** Dataset excerpt **
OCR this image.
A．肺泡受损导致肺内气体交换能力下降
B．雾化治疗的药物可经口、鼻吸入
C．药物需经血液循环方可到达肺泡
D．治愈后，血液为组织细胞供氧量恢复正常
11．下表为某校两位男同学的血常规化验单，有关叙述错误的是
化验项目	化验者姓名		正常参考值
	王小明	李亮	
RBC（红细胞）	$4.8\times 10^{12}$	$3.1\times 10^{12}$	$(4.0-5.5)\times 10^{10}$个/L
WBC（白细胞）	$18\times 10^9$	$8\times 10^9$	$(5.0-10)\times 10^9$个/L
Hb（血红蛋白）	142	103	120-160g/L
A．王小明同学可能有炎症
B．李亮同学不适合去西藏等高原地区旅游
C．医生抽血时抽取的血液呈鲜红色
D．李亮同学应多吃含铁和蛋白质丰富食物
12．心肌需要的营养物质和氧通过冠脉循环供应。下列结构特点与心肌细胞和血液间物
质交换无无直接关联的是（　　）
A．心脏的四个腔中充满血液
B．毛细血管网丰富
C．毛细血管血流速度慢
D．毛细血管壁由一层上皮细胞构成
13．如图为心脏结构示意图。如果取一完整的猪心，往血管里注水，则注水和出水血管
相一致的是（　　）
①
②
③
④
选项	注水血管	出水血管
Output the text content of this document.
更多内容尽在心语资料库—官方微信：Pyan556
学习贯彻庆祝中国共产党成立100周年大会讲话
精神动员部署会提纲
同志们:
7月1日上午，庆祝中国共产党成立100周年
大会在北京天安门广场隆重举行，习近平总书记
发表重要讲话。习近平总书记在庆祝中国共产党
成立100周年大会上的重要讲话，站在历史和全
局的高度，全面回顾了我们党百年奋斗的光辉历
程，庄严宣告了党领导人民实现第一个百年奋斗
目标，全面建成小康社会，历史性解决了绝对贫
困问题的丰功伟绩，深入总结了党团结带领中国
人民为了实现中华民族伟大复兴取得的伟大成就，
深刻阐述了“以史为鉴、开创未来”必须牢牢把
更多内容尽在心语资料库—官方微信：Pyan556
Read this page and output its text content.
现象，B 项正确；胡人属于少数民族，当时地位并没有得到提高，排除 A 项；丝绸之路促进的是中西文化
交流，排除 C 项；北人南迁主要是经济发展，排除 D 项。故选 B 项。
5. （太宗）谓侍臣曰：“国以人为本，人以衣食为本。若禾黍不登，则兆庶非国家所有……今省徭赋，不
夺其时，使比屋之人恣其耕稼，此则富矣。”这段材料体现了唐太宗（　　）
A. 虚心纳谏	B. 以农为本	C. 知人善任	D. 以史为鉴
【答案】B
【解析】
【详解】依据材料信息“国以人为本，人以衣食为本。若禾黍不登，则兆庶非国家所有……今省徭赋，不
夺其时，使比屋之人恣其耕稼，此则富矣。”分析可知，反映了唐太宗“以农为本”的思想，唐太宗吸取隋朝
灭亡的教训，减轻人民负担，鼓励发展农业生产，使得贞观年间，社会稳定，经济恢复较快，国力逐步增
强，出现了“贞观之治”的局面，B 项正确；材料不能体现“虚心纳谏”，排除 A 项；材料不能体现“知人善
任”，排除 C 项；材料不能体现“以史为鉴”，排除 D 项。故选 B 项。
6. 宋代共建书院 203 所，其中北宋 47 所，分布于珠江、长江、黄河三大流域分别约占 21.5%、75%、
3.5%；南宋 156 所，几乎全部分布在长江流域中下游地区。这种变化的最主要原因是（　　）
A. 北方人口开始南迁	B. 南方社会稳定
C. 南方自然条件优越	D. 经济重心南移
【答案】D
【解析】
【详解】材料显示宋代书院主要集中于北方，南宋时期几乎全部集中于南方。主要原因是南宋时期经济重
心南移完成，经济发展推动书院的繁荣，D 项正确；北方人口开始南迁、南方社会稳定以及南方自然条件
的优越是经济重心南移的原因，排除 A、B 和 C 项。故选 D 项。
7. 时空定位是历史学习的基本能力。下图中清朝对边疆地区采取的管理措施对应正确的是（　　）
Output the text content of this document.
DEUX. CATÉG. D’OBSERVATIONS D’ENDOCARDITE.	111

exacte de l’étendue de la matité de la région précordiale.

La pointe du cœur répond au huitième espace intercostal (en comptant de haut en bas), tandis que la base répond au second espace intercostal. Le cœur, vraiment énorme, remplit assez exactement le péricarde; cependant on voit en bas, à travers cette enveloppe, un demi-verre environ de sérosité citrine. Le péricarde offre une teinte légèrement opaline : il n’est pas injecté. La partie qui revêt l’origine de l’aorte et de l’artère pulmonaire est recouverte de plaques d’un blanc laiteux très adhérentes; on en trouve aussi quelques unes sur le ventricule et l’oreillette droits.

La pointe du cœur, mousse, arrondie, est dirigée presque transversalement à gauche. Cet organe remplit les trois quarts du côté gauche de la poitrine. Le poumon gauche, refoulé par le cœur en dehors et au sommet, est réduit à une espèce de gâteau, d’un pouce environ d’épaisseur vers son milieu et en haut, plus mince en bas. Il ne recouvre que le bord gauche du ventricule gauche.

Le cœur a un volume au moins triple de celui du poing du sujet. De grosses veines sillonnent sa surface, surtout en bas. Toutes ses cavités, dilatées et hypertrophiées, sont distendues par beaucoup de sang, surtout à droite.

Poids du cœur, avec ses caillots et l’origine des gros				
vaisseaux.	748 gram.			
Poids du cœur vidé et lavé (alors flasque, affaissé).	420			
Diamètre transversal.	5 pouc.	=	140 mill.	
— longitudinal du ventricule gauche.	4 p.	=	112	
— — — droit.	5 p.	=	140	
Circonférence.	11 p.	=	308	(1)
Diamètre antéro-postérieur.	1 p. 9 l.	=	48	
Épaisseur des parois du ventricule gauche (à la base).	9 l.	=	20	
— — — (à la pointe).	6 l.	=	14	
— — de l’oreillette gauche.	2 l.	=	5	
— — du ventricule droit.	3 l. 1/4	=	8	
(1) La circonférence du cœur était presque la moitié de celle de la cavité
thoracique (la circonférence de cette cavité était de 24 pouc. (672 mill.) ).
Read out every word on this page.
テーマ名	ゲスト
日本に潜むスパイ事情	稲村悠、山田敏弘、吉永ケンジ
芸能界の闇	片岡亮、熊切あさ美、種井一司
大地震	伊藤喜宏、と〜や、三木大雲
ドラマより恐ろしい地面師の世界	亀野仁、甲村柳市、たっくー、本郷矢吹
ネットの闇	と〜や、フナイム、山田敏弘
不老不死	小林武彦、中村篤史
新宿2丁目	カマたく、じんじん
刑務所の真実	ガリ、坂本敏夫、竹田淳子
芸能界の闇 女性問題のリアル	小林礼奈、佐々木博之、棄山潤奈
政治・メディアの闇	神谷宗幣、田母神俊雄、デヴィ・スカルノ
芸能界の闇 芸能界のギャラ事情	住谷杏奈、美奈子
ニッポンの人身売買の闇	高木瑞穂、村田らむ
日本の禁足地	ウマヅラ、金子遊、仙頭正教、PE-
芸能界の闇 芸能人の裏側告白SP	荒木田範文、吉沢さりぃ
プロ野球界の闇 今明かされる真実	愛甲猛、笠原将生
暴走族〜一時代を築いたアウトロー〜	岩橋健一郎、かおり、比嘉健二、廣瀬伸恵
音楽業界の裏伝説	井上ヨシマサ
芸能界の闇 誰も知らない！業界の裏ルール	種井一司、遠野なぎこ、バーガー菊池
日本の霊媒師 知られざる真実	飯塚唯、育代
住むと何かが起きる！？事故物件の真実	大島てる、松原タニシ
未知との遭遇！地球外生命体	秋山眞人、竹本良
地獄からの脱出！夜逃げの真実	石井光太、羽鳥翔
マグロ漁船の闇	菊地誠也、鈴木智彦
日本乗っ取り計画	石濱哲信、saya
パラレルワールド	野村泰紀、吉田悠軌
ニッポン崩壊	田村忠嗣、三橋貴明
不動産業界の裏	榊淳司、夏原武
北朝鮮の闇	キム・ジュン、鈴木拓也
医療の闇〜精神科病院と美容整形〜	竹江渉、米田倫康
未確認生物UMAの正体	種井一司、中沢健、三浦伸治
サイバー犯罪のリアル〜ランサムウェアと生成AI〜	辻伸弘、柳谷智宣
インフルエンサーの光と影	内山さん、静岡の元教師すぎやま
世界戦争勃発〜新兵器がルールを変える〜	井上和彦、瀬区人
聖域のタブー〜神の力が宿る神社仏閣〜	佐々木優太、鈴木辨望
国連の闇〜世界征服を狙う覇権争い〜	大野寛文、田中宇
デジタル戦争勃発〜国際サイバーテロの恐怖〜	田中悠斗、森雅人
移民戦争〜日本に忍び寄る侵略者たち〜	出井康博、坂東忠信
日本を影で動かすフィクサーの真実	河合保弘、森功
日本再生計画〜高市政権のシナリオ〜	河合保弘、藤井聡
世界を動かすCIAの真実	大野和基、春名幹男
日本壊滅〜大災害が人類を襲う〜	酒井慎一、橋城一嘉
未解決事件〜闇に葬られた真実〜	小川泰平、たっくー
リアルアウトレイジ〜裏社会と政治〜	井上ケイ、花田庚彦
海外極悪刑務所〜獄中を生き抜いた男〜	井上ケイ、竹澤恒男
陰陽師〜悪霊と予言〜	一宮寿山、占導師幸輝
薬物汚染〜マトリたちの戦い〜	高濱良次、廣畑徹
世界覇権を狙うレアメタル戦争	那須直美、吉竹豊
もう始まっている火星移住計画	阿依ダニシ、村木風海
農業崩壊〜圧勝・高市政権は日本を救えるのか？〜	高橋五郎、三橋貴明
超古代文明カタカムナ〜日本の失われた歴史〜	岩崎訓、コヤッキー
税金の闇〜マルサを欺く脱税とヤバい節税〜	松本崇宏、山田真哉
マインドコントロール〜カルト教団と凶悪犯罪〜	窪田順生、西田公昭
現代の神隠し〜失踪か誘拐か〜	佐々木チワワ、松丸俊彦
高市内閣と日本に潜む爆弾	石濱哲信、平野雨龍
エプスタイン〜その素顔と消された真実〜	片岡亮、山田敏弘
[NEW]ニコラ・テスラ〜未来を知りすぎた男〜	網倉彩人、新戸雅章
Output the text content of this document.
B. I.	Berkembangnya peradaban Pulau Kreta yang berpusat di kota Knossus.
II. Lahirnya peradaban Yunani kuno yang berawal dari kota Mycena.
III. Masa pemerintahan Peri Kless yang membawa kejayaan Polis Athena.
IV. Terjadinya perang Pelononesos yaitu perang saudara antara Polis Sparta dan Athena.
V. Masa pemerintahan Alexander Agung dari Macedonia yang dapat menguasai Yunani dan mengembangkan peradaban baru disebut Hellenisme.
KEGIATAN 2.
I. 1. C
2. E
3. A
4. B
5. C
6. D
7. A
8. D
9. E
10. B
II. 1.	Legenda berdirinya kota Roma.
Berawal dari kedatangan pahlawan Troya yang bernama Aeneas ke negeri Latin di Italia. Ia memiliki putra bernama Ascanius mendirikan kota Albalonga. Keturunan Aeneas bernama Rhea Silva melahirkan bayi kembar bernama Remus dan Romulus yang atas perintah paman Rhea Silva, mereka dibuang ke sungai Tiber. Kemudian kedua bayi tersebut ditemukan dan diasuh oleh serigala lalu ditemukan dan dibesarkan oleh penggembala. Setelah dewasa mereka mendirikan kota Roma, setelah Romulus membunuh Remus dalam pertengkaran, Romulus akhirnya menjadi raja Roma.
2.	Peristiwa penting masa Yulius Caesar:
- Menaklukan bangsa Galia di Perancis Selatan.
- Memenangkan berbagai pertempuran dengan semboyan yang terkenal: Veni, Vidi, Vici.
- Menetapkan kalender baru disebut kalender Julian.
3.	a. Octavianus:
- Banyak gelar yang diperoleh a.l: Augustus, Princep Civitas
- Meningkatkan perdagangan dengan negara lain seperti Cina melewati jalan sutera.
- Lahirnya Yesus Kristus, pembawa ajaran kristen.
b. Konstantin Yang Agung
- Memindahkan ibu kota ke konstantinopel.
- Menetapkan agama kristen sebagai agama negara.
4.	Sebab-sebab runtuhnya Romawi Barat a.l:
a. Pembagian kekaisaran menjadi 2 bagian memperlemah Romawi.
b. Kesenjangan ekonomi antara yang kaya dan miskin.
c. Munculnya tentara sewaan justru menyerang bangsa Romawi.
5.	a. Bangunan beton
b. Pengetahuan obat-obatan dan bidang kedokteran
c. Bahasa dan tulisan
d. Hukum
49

** EXERCISE OBJECTIVE **
Among the entries, how many lines contain the string "mill"? Give the number without anything else.

** FULL OUTPUT **
2